Records
## BEGIN

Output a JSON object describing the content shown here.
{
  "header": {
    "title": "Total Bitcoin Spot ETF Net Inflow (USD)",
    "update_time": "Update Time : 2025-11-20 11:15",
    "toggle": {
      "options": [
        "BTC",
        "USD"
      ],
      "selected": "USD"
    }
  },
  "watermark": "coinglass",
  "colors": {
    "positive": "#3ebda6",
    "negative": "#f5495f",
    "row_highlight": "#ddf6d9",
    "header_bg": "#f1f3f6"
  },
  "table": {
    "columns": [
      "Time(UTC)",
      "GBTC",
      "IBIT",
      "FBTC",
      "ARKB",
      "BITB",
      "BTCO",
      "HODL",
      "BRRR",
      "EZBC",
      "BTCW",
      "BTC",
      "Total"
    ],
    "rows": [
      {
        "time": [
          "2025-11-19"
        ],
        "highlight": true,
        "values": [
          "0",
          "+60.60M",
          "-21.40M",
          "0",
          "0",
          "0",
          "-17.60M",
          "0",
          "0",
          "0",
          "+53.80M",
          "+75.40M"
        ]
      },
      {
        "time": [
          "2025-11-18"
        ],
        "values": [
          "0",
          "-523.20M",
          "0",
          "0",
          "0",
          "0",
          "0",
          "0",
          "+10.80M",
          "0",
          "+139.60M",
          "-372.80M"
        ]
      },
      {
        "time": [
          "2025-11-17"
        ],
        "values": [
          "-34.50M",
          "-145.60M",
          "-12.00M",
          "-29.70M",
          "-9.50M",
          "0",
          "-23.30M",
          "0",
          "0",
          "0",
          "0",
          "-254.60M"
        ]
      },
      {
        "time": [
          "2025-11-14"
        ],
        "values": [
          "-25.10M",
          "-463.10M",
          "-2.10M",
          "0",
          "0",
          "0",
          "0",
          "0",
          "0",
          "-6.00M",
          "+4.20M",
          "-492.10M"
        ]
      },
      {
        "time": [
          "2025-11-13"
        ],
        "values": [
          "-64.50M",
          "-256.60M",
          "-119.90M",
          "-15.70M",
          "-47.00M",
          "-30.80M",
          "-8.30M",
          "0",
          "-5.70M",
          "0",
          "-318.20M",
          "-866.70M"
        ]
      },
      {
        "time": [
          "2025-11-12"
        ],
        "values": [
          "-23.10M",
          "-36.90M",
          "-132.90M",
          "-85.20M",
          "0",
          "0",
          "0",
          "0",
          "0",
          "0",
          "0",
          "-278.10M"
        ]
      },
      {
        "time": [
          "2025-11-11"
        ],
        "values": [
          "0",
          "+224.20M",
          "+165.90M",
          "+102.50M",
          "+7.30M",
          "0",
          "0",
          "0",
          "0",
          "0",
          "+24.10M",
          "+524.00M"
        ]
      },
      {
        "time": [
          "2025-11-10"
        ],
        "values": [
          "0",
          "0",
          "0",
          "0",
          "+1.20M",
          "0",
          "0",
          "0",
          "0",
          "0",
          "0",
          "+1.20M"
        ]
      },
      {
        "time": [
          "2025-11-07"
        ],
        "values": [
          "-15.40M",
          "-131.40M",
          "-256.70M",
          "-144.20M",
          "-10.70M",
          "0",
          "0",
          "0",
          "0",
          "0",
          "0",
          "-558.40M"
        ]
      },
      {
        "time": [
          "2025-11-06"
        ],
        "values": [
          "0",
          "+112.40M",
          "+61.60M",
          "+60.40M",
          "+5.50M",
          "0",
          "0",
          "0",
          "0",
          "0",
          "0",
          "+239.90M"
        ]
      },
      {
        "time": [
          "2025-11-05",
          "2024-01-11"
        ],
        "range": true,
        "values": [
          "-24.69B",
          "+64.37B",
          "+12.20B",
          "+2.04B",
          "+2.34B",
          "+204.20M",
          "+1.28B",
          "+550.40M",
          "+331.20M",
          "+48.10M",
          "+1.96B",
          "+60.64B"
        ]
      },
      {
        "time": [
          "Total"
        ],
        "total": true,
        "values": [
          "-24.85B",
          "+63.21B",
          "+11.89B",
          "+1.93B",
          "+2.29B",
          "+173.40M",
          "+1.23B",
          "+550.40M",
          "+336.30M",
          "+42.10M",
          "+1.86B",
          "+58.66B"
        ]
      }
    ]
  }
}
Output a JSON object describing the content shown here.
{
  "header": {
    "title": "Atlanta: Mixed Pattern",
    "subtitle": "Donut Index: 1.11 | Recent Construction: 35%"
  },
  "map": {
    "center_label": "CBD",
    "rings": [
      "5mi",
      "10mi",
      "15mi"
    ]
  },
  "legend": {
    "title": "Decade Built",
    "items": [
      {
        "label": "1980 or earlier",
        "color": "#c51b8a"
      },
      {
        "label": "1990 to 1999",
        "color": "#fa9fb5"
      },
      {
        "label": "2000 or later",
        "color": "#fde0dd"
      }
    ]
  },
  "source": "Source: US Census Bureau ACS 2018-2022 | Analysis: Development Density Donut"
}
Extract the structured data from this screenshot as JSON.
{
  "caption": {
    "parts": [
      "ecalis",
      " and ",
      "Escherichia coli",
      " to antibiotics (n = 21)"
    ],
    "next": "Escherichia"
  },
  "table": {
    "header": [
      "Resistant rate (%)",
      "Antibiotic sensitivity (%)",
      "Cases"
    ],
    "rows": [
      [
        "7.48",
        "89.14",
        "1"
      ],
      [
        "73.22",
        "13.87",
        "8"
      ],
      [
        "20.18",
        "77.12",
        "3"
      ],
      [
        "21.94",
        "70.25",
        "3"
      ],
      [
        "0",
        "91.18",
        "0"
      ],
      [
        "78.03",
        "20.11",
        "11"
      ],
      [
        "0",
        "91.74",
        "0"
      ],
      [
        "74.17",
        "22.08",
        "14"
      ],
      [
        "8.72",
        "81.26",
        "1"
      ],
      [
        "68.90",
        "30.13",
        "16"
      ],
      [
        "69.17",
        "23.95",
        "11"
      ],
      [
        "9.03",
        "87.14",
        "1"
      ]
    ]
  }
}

## END

▶ [WHAT YOU ARE ASKED TO DO]: Set down the listing in full, keeping every word exactly as it is.

▶ [WRITTEN ANSWER]:
Output a JSON object describing the content shown here.
{
  "header": {
    "title": "Total Bitcoin Spot ETF Net Inflow (USD)",
    "update_time": "Update Time : 2025-11-20 11:15",
    "toggle": {
      "options": [
        "BTC",
        "USD"
      ],
      "selected": "USD"
    }
  },
  "watermark": "coinglass",
  "colors": {
    "positive": "#3ebda6",
    "negative": "#f5495f",
    "row_highlight": "#ddf6d9",
    "header_bg": "#f1f3f6"
  },
  "table": {
    "columns": [
      "Time(UTC)",
      "GBTC",
      "IBIT",
      "FBTC",
      "ARKB",
      "BITB",
      "BTCO",
      "HODL",
      "BRRR",
      "EZBC",
      "BTCW",
      "BTC",
      "Total"
    ],
    "rows": [
      {
        "time": [
          "2025-11-19"
        ],
        "highlight": true,
        "values": [
          "0",
          "+60.60M",
          "-21.40M",
          "0",
          "0",
          "0",
          "-17.60M",
          "0",
          "0",
          "0",
          "+53.80M",
          "+75.40M"
        ]
      },
      {
        "time": [
          "2025-11-18"
        ],
        "values": [
          "0",
          "-523.20M",
          "0",
          "0",
          "0",
          "0",
          "0",
          "0",
          "+10.80M",
          "0",
          "+139.60M",
          "-372.80M"
        ]
      },
      {
        "time": [
          "2025-11-17"
        ],
        "values": [
          "-34.50M",
          "-145.60M",
          "-12.00M",
          "-29.70M",
          "-9.50M",
          "0",
          "-23.30M",
          "0",
          "0",
          "0",
          "0",
          "-254.60M"
        ]
      },
      {
        "time": [
          "2025-11-14"
        ],
        "values": [
          "-25.10M",
          "-463.10M",
          "-2.10M",
          "0",
          "0",
          "0",
          "0",
          "0",
          "0",
          "-6.00M",
          "+4.20M",
          "-492.10M"
        ]
      },
      {
        "time": [
          "2025-11-13"
        ],
        "values": [
          "-64.50M",
          "-256.60M",
          "-119.90M",
          "-15.70M",
          "-47.00M",
          "-30.80M",
          "-8.30M",
          "0",
          "-5.70M",
          "0",
          "-318.20M",
          "-866.70M"
        ]
      },
      {
        "time": [
          "2025-11-12"
        ],
        "values": [
          "-23.10M",
          "-36.90M",
          "-132.90M",
          "-85.20M",
          "0",
          "0",
          "0",
          "0",
          "0",
          "0",
          "0",
          "-278.10M"
        ]
      },
      {
        "time": [
          "2025-11-11"
        ],
        "values": [
          "0",
          "+224.20M",
          "+165.90M",
          "+102.50M",
          "+7.30M",
          "0",
          "0",
          "0",
          "0",
          "0",
          "+24.10M",
          "+524.00M"
        ]
      },
      {
        "time": [
          "2025-11-10"
        ],
        "values": [
          "0",
          "0",
          "0",
          "0",
          "+1.20M",
          "0",
          "0",
          "0",
          "0",
          "0",
          "0",
          "+1.20M"
        ]
      },
      {
        "time": [
          "2025-11-07"
        ],
        "values": [
          "-15.40M",
          "-131.40M",
          "-256.70M",
          "-144.20M",
          "-10.70M",
          "0",
          "0",
          "0",
          "0",
          "0",
          "0",
          "-558.40M"
        ]
      },
      {
        "time": [
          "2025-11-06"
        ],
        "values": [
          "0",
          "+112.40M",
          "+61.60M",
          "+60.40M",
          "+5.50M",
          "0",
          "0",
          "0",
          "0",
          "0",
          "0",
          "+239.90M"
        ]
      },
      {
        "time": [
          "2025-11-05",
          "2024-01-11"
        ],
        "range": true,
        "values": [
          "-24.69B",
          "+64.37B",
          "+12.20B",
          "+2.04B",
          "+2.34B",
          "+204.20M",
          "+1.28B",
          "+550.40M",
          "+331.20M",
          "+48.10M",
          "+1.96B",
          "+60.64B"
        ]
      },
      {
        "time": [
          "Total"
        ],
        "total": true,
        "values": [
          "-24.85B",
          "+63.21B",
          "+11.89B",
          "+1.93B",
          "+2.29B",
          "+173.40M",
          "+1.23B",
          "+550.40M",
          "+336.30M",
          "+42.10M",
          "+1.86B",
          "+58.66B"
        ]
      }
    ]
  }
}
Output a JSON object describing the content shown here.
{
  "header": {
    "title": "Atlanta: Mixed Pattern",
    "subtitle": "Donut Index: 1.11 | Recent Construction: 35%"
  },
  "map": {
    "center_label": "CBD",
    "rings": [
      "5mi",
      "10mi",
      "15mi"
    ]
  },
  "legend": {
    "title": "Decade Built",
    "items": [
      {
        "label": "1980 or earlier",
        "color": "#c51b8a"
      },
      {
        "label": "1990 to 1999",
        "color": "#fa9fb5"
      },
      {
        "label": "2000 or later",
        "color": "#fde0dd"
      }
    ]
  },
  "source": "Source: US Census Bureau ACS 2018-2022 | Analysis: Development Density Donut"
}
Extract the structured data from this screenshot as JSON.
{
  "caption": {
    "parts": [
      "ecalis",
      " and ",
      "Escherichia coli",
      " to antibiotics (n = 21)"
    ],
    "next": "Escherichia"
  },
  "table": {
    "header": [
      "Resistant rate (%)",
      "Antibiotic sensitivity (%)",
      "Cases"
    ],
    "rows": [
      [
        "7.48",
        "89.14",
        "1"
      ],
      [
        "73.22",
        "13.87",
        "8"
      ],
      [
        "20.18",
        "77.12",
        "3"
      ],
      [
        "21.94",
        "70.25",
        "3"
      ],
      [
        "0",
        "91.18",
        "0"
      ],
      [
        "78.03",
        "20.11",
        "11"
      ],
      [
        "0",
        "91.74",
        "0"
      ],
      [
        "74.17",
        "22.08",
        "14"
      ],
      [
        "8.72",
        "81.26",
        "1"
      ],
      [
        "68.90",
        "30.13",
        "16"
      ],
      [
        "69.17",
        "23.95",
        "11"
      ],
      [
        "9.03",
        "87.14",
        "1"
      ]
    ]
  }
}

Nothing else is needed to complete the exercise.